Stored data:
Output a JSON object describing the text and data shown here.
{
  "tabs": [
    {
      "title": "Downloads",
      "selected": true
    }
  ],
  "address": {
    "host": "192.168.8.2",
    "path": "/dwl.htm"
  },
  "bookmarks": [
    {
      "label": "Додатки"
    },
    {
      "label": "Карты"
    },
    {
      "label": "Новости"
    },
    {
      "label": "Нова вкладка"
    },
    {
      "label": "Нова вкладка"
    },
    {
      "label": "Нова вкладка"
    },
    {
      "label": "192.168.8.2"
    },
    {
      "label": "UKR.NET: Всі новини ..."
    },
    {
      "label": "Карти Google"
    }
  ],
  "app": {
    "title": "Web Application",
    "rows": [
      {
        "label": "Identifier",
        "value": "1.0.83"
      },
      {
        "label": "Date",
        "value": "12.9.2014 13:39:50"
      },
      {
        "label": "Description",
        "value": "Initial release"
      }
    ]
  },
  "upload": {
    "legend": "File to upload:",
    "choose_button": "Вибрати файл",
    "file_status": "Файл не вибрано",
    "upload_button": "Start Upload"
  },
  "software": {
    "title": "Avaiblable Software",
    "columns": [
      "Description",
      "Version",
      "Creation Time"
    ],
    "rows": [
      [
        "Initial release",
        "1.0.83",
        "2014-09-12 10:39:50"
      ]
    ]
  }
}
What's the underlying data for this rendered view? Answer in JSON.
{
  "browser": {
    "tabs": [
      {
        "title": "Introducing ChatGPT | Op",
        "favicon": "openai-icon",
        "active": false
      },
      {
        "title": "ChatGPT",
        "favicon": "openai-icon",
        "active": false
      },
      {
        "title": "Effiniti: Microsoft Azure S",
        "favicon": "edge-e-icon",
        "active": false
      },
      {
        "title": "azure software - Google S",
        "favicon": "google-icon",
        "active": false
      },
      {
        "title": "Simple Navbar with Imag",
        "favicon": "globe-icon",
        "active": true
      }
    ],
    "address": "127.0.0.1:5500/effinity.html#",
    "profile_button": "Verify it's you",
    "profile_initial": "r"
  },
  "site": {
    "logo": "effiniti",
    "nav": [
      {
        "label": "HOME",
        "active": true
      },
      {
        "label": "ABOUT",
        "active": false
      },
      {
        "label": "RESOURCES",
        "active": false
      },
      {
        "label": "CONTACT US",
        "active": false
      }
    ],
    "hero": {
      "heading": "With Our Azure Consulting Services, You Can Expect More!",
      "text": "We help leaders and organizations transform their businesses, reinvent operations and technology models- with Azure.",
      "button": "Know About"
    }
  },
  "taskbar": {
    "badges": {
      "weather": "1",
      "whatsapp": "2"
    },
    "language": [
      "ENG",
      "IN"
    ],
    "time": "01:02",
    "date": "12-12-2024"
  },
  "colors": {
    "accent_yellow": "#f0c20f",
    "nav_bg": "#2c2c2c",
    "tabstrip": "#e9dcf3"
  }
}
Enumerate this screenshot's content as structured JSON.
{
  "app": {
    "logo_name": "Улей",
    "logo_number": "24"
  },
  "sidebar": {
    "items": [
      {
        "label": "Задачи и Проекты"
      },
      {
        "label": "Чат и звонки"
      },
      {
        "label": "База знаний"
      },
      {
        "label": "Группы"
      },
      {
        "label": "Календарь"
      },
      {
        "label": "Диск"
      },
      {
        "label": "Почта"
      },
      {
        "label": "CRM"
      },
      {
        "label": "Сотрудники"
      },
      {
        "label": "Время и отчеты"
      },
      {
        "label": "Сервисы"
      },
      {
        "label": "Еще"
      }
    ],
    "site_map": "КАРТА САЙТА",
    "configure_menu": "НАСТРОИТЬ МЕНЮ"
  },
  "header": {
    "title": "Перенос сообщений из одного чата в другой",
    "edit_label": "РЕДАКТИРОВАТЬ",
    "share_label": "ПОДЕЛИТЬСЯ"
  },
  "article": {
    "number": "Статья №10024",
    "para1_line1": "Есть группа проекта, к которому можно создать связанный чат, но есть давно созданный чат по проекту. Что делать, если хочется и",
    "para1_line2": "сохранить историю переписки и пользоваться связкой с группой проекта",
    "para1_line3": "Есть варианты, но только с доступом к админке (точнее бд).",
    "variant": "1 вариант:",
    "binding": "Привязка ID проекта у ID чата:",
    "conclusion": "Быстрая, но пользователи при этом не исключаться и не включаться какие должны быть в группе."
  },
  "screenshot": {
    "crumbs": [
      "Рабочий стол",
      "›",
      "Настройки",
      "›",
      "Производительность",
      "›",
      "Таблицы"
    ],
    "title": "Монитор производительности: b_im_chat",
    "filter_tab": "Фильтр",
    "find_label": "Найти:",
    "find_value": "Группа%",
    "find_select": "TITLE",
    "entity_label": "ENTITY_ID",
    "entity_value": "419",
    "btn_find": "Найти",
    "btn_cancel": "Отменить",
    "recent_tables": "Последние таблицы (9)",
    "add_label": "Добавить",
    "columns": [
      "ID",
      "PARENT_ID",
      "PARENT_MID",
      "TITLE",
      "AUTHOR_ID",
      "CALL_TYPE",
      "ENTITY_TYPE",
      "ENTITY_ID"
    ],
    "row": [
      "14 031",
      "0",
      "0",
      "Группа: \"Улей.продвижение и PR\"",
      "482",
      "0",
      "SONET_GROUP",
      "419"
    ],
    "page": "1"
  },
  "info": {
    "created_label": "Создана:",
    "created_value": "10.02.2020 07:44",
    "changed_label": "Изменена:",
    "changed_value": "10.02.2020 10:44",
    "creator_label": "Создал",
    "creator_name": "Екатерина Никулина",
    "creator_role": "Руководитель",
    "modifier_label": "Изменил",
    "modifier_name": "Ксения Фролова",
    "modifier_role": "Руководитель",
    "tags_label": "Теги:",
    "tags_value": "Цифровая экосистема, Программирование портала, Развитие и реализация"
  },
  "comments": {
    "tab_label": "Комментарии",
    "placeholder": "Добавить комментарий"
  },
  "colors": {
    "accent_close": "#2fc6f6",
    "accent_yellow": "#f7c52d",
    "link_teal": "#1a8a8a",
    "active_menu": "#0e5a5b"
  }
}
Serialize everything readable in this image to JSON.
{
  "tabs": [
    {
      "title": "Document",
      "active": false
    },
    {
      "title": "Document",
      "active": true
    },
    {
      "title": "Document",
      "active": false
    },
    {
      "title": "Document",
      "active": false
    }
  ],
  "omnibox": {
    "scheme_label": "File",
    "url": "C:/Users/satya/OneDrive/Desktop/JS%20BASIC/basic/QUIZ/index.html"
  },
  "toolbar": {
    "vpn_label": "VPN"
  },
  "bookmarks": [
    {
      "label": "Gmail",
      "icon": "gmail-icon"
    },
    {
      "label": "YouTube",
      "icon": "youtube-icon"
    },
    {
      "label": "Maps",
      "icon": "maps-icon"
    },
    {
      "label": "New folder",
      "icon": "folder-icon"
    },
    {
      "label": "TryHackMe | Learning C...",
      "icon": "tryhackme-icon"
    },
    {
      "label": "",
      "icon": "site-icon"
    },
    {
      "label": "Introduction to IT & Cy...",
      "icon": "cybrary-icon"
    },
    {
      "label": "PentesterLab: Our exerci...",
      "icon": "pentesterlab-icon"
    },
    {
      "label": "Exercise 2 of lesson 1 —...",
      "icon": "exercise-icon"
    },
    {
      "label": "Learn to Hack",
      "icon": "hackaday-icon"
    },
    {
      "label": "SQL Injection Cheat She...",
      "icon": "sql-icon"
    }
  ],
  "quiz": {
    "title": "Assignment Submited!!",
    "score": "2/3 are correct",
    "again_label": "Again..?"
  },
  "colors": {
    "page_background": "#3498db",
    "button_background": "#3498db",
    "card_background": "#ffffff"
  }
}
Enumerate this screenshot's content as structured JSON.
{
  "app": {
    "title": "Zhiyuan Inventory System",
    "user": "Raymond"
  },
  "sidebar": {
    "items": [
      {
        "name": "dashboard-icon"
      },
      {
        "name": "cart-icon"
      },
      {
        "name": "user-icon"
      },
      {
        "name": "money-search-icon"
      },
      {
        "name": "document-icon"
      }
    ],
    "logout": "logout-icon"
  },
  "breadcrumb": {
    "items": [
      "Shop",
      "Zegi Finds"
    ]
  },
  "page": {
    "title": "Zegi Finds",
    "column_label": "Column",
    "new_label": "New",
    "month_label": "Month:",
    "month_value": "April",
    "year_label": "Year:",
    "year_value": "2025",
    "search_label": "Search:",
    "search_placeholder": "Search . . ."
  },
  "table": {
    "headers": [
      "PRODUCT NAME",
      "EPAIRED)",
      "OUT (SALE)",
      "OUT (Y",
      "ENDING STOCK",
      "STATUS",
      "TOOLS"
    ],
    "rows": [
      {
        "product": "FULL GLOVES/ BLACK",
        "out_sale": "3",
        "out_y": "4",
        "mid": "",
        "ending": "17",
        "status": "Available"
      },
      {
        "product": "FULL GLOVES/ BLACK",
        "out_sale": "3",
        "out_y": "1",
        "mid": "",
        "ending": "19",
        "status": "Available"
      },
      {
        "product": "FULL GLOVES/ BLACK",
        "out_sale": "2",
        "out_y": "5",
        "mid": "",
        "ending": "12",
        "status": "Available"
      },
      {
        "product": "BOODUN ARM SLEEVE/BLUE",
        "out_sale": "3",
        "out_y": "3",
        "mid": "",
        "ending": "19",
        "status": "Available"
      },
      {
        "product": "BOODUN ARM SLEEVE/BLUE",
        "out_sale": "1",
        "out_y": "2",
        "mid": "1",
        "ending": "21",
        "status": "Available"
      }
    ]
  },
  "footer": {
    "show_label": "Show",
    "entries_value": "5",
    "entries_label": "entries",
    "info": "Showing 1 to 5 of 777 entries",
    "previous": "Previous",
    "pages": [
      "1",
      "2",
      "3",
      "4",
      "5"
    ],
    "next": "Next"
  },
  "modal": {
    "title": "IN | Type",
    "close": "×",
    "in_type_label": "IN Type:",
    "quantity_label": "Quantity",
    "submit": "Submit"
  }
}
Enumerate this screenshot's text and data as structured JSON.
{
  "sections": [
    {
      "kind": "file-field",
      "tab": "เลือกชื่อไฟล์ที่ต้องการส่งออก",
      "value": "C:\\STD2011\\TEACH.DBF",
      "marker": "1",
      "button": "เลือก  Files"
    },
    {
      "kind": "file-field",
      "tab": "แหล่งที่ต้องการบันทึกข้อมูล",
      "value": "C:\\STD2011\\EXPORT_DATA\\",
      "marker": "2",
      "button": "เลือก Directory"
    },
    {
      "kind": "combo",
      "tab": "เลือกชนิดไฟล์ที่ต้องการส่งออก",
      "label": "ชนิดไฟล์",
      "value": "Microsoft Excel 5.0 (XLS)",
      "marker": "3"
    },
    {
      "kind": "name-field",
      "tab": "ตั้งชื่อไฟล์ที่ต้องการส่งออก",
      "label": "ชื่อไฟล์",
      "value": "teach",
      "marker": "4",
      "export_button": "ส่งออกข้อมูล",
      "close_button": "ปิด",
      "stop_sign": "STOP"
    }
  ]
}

▶ OBJECTIVE: Copy every single line of the material above that holds "info".

▶ EXPECTED ANSWER:
  "info": {
    "info": "Showing 1 to 5 of 777 entries",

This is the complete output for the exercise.